──────── DATA PROVIDED

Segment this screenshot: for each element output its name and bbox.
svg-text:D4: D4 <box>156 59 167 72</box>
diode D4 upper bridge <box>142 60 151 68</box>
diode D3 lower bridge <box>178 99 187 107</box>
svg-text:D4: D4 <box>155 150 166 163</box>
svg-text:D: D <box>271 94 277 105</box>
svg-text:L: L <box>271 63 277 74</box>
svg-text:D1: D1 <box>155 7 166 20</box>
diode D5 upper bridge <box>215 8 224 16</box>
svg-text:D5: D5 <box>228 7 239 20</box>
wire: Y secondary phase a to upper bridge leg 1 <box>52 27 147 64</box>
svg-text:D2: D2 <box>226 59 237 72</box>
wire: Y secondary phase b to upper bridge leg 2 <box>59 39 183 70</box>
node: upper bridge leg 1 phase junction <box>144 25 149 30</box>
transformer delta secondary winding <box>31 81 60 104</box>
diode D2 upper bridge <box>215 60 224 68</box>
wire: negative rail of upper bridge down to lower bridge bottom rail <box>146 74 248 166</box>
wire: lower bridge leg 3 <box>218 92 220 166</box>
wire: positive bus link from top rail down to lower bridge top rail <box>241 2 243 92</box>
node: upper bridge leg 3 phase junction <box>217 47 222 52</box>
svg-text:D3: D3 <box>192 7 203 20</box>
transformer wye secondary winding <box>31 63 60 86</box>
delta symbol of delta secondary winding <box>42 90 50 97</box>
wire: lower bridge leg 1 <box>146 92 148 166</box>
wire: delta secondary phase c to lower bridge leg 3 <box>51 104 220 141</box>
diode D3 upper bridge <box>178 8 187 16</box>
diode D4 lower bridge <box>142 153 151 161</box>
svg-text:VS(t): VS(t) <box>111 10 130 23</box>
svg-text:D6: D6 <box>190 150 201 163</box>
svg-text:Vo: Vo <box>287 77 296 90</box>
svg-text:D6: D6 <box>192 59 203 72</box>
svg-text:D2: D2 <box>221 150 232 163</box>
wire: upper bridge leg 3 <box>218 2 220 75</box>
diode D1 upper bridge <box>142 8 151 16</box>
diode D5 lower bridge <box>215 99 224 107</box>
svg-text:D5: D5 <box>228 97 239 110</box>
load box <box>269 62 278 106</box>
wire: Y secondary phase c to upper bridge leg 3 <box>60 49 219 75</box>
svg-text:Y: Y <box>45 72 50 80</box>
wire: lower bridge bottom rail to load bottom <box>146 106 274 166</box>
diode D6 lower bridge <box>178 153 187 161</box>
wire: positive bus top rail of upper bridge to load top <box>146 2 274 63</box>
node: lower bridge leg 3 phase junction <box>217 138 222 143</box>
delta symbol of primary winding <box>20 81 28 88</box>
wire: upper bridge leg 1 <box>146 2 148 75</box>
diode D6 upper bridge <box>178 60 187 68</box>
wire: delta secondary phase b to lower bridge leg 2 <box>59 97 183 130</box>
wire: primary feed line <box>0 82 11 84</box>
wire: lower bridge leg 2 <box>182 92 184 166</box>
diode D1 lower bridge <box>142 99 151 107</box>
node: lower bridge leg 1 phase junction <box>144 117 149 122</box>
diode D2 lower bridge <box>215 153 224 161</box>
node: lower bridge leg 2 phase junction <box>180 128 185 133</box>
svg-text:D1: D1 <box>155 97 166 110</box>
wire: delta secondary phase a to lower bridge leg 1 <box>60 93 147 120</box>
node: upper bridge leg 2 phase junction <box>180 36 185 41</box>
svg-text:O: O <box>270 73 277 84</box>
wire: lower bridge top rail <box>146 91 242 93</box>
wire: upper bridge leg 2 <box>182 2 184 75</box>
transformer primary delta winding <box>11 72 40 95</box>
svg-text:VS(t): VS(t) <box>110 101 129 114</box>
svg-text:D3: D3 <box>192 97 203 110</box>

────────────────

GIVEN REQUEST | Copy the rows above exactly, from the first one down through the row containing "transformer delta secondary".

SOLVED PROBLEM |
Segment this screenshot: for each element output its name and bbox.
svg-text:D4: D4 <box>156 59 167 72</box>
diode D4 upper bridge <box>142 60 151 68</box>
diode D3 lower bridge <box>178 99 187 107</box>
svg-text:D4: D4 <box>155 150 166 163</box>
svg-text:D: D <box>271 94 277 105</box>
svg-text:L: L <box>271 63 277 74</box>
svg-text:D1: D1 <box>155 7 166 20</box>
diode D5 upper bridge <box>215 8 224 16</box>
svg-text:D5: D5 <box>228 7 239 20</box>
wire: Y secondary phase a to upper bridge leg 1 <box>52 27 147 64</box>
svg-text:D2: D2 <box>226 59 237 72</box>
wire: Y secondary phase b to upper bridge leg 2 <box>59 39 183 70</box>
node: upper bridge leg 1 phase junction <box>144 25 149 30</box>
transformer delta secondary winding <box>31 81 60 104</box>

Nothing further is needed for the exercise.